[Directive]
All lines below must be repeated exactly, with the pictures omitted.

[Input records]
■ ■ ■ ■ ■ ■ ■
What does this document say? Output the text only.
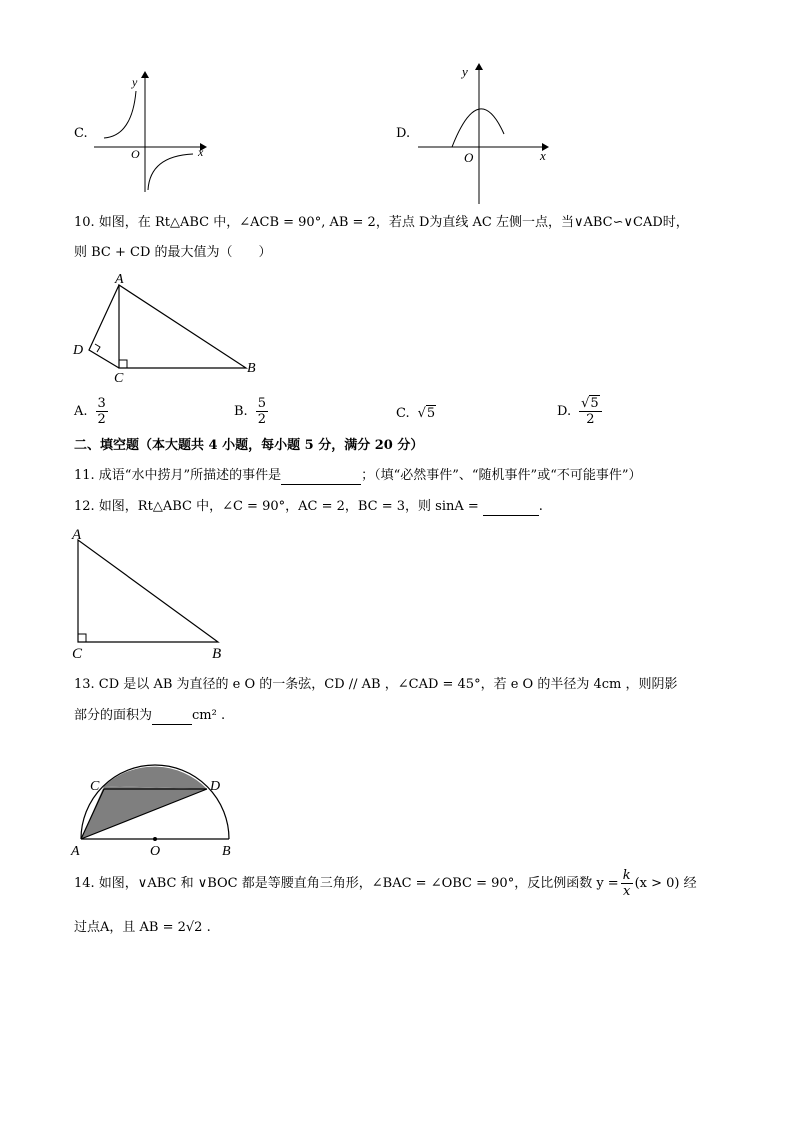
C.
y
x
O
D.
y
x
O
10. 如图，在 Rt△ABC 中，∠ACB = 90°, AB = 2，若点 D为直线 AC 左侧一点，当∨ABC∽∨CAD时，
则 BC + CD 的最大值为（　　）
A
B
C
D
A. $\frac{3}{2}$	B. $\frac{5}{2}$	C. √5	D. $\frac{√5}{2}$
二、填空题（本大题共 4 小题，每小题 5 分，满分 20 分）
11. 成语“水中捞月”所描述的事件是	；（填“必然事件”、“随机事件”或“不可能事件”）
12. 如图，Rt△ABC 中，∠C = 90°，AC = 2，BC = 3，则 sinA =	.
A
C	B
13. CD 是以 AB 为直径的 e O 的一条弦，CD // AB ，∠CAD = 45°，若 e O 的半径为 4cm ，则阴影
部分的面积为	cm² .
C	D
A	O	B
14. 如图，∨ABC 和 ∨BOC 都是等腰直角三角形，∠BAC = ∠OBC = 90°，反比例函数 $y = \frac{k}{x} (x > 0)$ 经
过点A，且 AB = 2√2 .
■ ■ ■ ■ ■ ■ ■
[The answer]
What does this document say? Output the text only.
C.
y
x
O
D.
y
x
O
10. 如图，在 Rt△ABC 中，∠ACB = 90°, AB = 2，若点 D为直线 AC 左侧一点，当∨ABC∽∨CAD时，
则 BC + CD 的最大值为（　　）
A
B
C
D
A. $\frac{3}{2}$	B. $\frac{5}{2}$	C. √5	D. $\frac{√5}{2}$
二、填空题（本大题共 4 小题，每小题 5 分，满分 20 分）
11. 成语“水中捞月”所描述的事件是	；（填“必然事件”、“随机事件”或“不可能事件”）
12. 如图，Rt△ABC 中，∠C = 90°，AC = 2，BC = 3，则 sinA =	.
A
C	B
13. CD 是以 AB 为直径的 e O 的一条弦，CD // AB ，∠CAD = 45°，若 e O 的半径为 4cm ，则阴影
部分的面积为	cm² .
C	D
A	O	B
14. 如图，∨ABC 和 ∨BOC 都是等腰直角三角形，∠BAC = ∠OBC = 90°，反比例函数 $y = \frac{k}{x} (x > 0)$ 经
过点A，且 AB = 2√2 .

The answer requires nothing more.